TASK MATERIAL ::
——

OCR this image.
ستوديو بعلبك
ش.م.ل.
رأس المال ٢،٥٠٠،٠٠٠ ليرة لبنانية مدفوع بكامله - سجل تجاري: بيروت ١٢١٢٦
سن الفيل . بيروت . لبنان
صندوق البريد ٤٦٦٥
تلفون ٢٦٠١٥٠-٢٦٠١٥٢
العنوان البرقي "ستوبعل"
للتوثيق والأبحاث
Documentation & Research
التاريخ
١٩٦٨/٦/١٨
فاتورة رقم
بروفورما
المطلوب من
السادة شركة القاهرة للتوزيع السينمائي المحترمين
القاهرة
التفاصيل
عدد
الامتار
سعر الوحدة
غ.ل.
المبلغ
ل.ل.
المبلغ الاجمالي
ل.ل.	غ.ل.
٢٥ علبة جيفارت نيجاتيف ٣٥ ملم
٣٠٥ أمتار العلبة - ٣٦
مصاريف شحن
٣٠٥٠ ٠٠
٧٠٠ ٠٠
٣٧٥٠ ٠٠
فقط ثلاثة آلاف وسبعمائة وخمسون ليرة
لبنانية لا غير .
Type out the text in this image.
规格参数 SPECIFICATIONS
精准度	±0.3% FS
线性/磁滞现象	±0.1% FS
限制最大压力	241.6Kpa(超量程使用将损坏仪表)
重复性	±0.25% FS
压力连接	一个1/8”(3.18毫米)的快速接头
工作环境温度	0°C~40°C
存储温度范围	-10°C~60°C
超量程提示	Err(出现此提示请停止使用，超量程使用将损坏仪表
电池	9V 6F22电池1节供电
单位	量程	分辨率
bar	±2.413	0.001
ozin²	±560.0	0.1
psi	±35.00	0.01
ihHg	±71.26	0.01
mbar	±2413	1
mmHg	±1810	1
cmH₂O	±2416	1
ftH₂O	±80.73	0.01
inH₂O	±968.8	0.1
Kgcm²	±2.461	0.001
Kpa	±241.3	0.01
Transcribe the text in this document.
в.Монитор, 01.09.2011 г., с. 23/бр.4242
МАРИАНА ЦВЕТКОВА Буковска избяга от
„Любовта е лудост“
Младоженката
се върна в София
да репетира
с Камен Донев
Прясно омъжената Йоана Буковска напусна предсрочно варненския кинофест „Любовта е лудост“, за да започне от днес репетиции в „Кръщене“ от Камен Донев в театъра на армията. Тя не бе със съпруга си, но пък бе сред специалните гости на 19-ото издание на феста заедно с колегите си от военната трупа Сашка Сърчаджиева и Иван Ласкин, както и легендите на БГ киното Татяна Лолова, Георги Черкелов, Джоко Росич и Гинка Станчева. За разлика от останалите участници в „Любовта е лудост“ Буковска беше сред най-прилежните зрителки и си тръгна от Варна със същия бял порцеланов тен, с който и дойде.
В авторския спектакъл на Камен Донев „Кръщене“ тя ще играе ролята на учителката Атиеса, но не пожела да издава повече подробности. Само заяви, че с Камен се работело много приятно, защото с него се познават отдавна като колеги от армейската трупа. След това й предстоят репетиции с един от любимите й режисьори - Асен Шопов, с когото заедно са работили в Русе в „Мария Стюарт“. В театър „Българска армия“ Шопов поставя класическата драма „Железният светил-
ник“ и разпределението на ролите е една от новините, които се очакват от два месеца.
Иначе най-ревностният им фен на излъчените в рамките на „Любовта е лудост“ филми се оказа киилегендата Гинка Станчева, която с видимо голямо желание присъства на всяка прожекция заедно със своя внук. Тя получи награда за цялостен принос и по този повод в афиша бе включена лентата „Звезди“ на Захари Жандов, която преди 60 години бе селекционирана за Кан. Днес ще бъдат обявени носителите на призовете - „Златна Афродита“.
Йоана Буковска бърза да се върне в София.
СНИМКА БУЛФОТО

——

DIRECTIVE :: Copy out all the entries shown above, character for character.

FULL ANSWER ::
OCR this image.
ستوديو بعلبك
ش.م.ل.
رأس المال ٢،٥٠٠،٠٠٠ ليرة لبنانية مدفوع بكامله - سجل تجاري: بيروت ١٢١٢٦
سن الفيل . بيروت . لبنان
صندوق البريد ٤٦٦٥
تلفون ٢٦٠١٥٠-٢٦٠١٥٢
العنوان البرقي "ستوبعل"
للتوثيق والأبحاث
Documentation & Research
التاريخ
١٩٦٨/٦/١٨
فاتورة رقم
بروفورما
المطلوب من
السادة شركة القاهرة للتوزيع السينمائي المحترمين
القاهرة
التفاصيل
عدد
الامتار
سعر الوحدة
غ.ل.
المبلغ
ل.ل.
المبلغ الاجمالي
ل.ل.	غ.ل.
٢٥ علبة جيفارت نيجاتيف ٣٥ ملم
٣٠٥ أمتار العلبة - ٣٦
مصاريف شحن
٣٠٥٠ ٠٠
٧٠٠ ٠٠
٣٧٥٠ ٠٠
فقط ثلاثة آلاف وسبعمائة وخمسون ليرة
لبنانية لا غير .
Type out the text in this image.
规格参数 SPECIFICATIONS
精准度	±0.3% FS
线性/磁滞现象	±0.1% FS
限制最大压力	241.6Kpa(超量程使用将损坏仪表)
重复性	±0.25% FS
压力连接	一个1/8”(3.18毫米)的快速接头
工作环境温度	0°C~40°C
存储温度范围	-10°C~60°C
超量程提示	Err(出现此提示请停止使用，超量程使用将损坏仪表
电池	9V 6F22电池1节供电
单位	量程	分辨率
bar	±2.413	0.001
ozin²	±560.0	0.1
psi	±35.00	0.01
ihHg	±71.26	0.01
mbar	±2413	1
mmHg	±1810	1
cmH₂O	±2416	1
ftH₂O	±80.73	0.01
inH₂O	±968.8	0.1
Kgcm²	±2.461	0.001
Kpa	±241.3	0.01
Transcribe the text in this document.
в.Монитор, 01.09.2011 г., с. 23/бр.4242
МАРИАНА ЦВЕТКОВА Буковска избяга от
„Любовта е лудост“
Младоженката
се върна в София
да репетира
с Камен Донев
Прясно омъжената Йоана Буковска напусна предсрочно варненския кинофест „Любовта е лудост“, за да започне от днес репетиции в „Кръщене“ от Камен Донев в театъра на армията. Тя не бе със съпруга си, но пък бе сред специалните гости на 19-ото издание на феста заедно с колегите си от военната трупа Сашка Сърчаджиева и Иван Ласкин, както и легендите на БГ киното Татяна Лолова, Георги Черкелов, Джоко Росич и Гинка Станчева. За разлика от останалите участници в „Любовта е лудост“ Буковска беше сред най-прилежните зрителки и си тръгна от Варна със същия бял порцеланов тен, с който и дойде.
В авторския спектакъл на Камен Донев „Кръщене“ тя ще играе ролята на учителката Атиеса, но не пожела да издава повече подробности. Само заяви, че с Камен се работело много приятно, защото с него се познават отдавна като колеги от армейската трупа. След това й предстоят репетиции с един от любимите й режисьори - Асен Шопов, с когото заедно са работили в Русе в „Мария Стюарт“. В театър „Българска армия“ Шопов поставя класическата драма „Железният светил-
ник“ и разпределението на ролите е една от новините, които се очакват от два месеца.
Иначе най-ревностният им фен на излъчените в рамките на „Любовта е лудост“ филми се оказа киилегендата Гинка Станчева, която с видимо голямо желание присъства на всяка прожекция заедно със своя внук. Тя получи награда за цялостен принос и по този повод в афиша бе включена лентата „Звезди“ на Захари Жандов, която преди 60 години бе селекционирана за Кан. Днес ще бъдат обявени носителите на призовете - „Златна Афродита“.
Йоана Буковска бърза да се върне в София.
СНИМКА БУЛФОТО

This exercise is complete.